### Exercise inputs
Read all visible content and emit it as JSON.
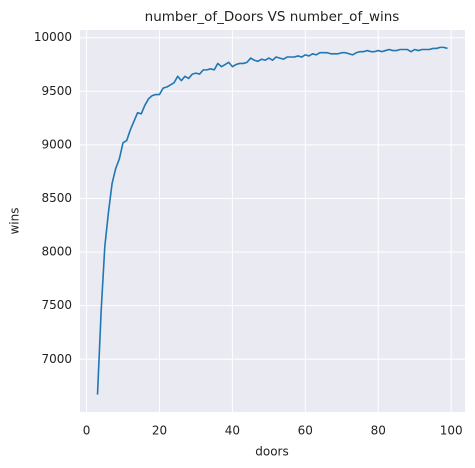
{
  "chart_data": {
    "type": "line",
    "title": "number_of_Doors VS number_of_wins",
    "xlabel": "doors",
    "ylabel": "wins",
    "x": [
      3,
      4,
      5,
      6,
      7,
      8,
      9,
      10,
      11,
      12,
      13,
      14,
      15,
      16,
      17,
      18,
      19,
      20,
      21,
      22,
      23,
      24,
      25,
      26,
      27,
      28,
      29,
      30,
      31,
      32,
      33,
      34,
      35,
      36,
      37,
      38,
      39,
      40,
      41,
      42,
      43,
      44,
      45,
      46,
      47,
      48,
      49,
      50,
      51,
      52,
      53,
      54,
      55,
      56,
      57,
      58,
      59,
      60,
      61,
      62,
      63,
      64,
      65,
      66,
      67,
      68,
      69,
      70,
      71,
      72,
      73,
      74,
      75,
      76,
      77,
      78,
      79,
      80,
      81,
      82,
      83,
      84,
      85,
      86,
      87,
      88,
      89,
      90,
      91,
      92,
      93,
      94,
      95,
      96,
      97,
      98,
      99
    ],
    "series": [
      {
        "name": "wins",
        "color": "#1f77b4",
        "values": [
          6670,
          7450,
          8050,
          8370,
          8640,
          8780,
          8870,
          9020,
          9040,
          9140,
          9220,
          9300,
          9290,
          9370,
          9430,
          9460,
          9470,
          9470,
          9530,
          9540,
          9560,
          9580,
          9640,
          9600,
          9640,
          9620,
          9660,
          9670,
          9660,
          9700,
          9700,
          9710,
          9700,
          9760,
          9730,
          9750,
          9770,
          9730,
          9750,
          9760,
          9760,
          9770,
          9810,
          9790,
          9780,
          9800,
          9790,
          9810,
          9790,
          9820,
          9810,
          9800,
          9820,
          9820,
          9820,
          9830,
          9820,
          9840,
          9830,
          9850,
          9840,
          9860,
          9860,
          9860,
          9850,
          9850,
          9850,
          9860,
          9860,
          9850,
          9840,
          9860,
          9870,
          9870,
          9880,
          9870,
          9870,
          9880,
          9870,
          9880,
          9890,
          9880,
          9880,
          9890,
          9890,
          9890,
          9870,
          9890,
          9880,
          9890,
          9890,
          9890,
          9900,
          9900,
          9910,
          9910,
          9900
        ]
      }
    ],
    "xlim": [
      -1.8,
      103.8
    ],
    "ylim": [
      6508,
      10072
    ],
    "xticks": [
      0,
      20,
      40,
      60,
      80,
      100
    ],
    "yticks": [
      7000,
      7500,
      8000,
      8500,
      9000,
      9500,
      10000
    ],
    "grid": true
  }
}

### Exercise instructions
Give all the lines above again, character for character, without pictures.

### Result for this task
Read all visible content and emit it as JSON.
{
  "chart_data": {
    "type": "line",
    "title": "number_of_Doors VS number_of_wins",
    "xlabel": "doors",
    "ylabel": "wins",
    "x": [
      3,
      4,
      5,
      6,
      7,
      8,
      9,
      10,
      11,
      12,
      13,
      14,
      15,
      16,
      17,
      18,
      19,
      20,
      21,
      22,
      23,
      24,
      25,
      26,
      27,
      28,
      29,
      30,
      31,
      32,
      33,
      34,
      35,
      36,
      37,
      38,
      39,
      40,
      41,
      42,
      43,
      44,
      45,
      46,
      47,
      48,
      49,
      50,
      51,
      52,
      53,
      54,
      55,
      56,
      57,
      58,
      59,
      60,
      61,
      62,
      63,
      64,
      65,
      66,
      67,
      68,
      69,
      70,
      71,
      72,
      73,
      74,
      75,
      76,
      77,
      78,
      79,
      80,
      81,
      82,
      83,
      84,
      85,
      86,
      87,
      88,
      89,
      90,
      91,
      92,
      93,
      94,
      95,
      96,
      97,
      98,
      99
    ],
    "series": [
      {
        "name": "wins",
        "color": "#1f77b4",
        "values": [
          6670,
          7450,
          8050,
          8370,
          8640,
          8780,
          8870,
          9020,
          9040,
          9140,
          9220,
          9300,
          9290,
          9370,
          9430,
          9460,
          9470,
          9470,
          9530,
          9540,
          9560,
          9580,
          9640,
          9600,
          9640,
          9620,
          9660,
          9670,
          9660,
          9700,
          9700,
          9710,
          9700,
          9760,
          9730,
          9750,
          9770,
          9730,
          9750,
          9760,
          9760,
          9770,
          9810,
          9790,
          9780,
          9800,
          9790,
          9810,
          9790,
          9820,
          9810,
          9800,
          9820,
          9820,
          9820,
          9830,
          9820,
          9840,
          9830,
          9850,
          9840,
          9860,
          9860,
          9860,
          9850,
          9850,
          9850,
          9860,
          9860,
          9850,
          9840,
          9860,
          9870,
          9870,
          9880,
          9870,
          9870,
          9880,
          9870,
          9880,
          9890,
          9880,
          9880,
          9890,
          9890,
          9890,
          9870,
          9890,
          9880,
          9890,
          9890,
          9890,
          9900,
          9900,
          9910,
          9910,
          9900
        ]
      }
    ],
    "xlim": [
      -1.8,
      103.8
    ],
    "ylim": [
      6508,
      10072
    ],
    "xticks": [
      0,
      20,
      40,
      60,
      80,
      100
    ],
    "yticks": [
      7000,
      7500,
      8000,
      8500,
      9000,
      9500,
      10000
    ],
    "grid": true
  }
}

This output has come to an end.